▸ Description of the task:
Decide whether each statement agrees with the passage on the Emma Sleep decision below, and answer yes or no, quoting the passage's deciding words: (a) The court held Emma Sleep GmbH liable for the misconduct of its Australian subsidiary. (b) Hill J treated the liability of related entities as a question of fact. (c) Bettzeit was found derivatively liable for Emma Sleep AU's conduct.
** begin Passage provided **
Erika Serrano and Zareen Qayyum review the Federal Court’s decision in ACCC v Emma Sleep and outline the key takeaways for related group entities.
The Federal Court of Australia’s recent decision in ACCC v Emma Sleep GmbH [2025] FCA 618 (Emma Sleep) is yet another example of the ACCC’s ongoing attempts to expand the scope of accountability for misconduct beyond the principal contravener to related entities (including overseas entities) and individuals.
The decision follows a series of cases where the ACCC has successfully used the derivative liability provisions of the Competition and Consumer Act 2010 (Cth) (CCA) to bind additional parties in a corporate group to contraventions – and obtain significant penalties against those parties. For example, see our recent blog post here on the Federal Court’s 2 May 2025 penalty judgment against Captain Cook College, its parent company Site Group International Ltd, and the parent company’s COO, Mr Wills.[1]
The Emma Sleep decision provides more guidance on how the Federal Court approaches the liability of a corporate group under the Australian Consumer Law (ACL). Hill J emphasised that liability of related entities is a question of fact, and each case turns on its own circumstances. His Honour found that the overseas parent in this case (Emma Sleep GmbH) was not liable for the misconduct of its subsidiary Emma Sleep Pty Ltd (Emma Sleep AU). However, he also found that a related entity of Emma Sleep AU, Bettzeit Southeast Asia Inc (Bettzeit) was both liable as a principal contravenor and derivatively liable for Emma Sleep AU’s conduct under the CCA s 139B(2)(b)(i). More detail is set out below.
** end Passage provided **
** begin Dataset records **
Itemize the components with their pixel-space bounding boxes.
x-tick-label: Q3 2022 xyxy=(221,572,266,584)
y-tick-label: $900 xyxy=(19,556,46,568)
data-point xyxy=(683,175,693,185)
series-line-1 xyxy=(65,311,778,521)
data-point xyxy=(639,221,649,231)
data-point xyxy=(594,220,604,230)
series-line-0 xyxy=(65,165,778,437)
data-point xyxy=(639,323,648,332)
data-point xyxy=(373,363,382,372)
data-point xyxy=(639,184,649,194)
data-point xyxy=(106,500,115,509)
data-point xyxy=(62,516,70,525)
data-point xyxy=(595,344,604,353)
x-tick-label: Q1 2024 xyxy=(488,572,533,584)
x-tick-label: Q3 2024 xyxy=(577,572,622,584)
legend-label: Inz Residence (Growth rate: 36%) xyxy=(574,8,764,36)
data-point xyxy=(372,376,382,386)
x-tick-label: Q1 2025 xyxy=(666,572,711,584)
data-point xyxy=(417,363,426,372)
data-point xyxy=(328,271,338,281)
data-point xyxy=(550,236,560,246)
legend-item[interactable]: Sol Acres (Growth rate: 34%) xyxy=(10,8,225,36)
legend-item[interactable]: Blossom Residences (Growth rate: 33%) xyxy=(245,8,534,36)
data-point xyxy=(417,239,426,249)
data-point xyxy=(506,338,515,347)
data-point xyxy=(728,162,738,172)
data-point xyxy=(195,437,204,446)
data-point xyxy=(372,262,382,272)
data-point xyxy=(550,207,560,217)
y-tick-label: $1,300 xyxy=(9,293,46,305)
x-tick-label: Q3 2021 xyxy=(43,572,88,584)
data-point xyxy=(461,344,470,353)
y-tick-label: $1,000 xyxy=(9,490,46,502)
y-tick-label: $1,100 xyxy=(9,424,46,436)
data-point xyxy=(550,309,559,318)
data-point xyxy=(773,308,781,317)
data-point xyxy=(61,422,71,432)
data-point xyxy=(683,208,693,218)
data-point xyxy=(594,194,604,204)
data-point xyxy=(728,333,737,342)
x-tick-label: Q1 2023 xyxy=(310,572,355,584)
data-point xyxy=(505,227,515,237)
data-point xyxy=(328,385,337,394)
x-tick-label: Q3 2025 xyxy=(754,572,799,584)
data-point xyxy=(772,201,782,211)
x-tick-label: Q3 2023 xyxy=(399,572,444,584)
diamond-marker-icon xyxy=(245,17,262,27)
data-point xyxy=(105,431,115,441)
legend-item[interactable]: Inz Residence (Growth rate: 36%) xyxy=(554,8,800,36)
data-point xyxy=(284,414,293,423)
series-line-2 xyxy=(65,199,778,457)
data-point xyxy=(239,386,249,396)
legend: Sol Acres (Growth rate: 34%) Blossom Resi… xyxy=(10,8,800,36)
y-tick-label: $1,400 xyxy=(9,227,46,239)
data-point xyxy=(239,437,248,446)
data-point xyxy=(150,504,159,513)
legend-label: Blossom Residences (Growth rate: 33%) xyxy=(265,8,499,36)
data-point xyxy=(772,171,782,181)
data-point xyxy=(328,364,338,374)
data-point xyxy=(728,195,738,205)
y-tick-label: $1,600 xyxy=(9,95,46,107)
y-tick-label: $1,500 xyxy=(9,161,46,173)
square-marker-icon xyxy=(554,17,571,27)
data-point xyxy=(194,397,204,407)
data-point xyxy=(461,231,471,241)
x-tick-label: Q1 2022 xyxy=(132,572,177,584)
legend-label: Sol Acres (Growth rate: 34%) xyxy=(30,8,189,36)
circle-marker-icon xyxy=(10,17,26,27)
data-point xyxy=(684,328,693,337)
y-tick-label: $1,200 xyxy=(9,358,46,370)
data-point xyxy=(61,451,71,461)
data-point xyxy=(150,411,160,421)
** end Dataset records **
▸ Final result:
(a) No: "His Honour found that the overseas parent in this case (Emma Sleep GmbH) was not liable for the misconduct of its subsidiary Emma Sleep Pty Ltd (Emma Sleep AU)."
(b) Yes: "Hill J emphasised that liability of related entities is a question of fact, and each case turns on its own circumstances."
(c) Yes: "Bettzeit Southeast Asia Inc (Bettzeit) was both liable as a principal contravenor and derivatively liable for Emma Sleep AU’s conduct under the CCA s 139B(2)(b)(i)."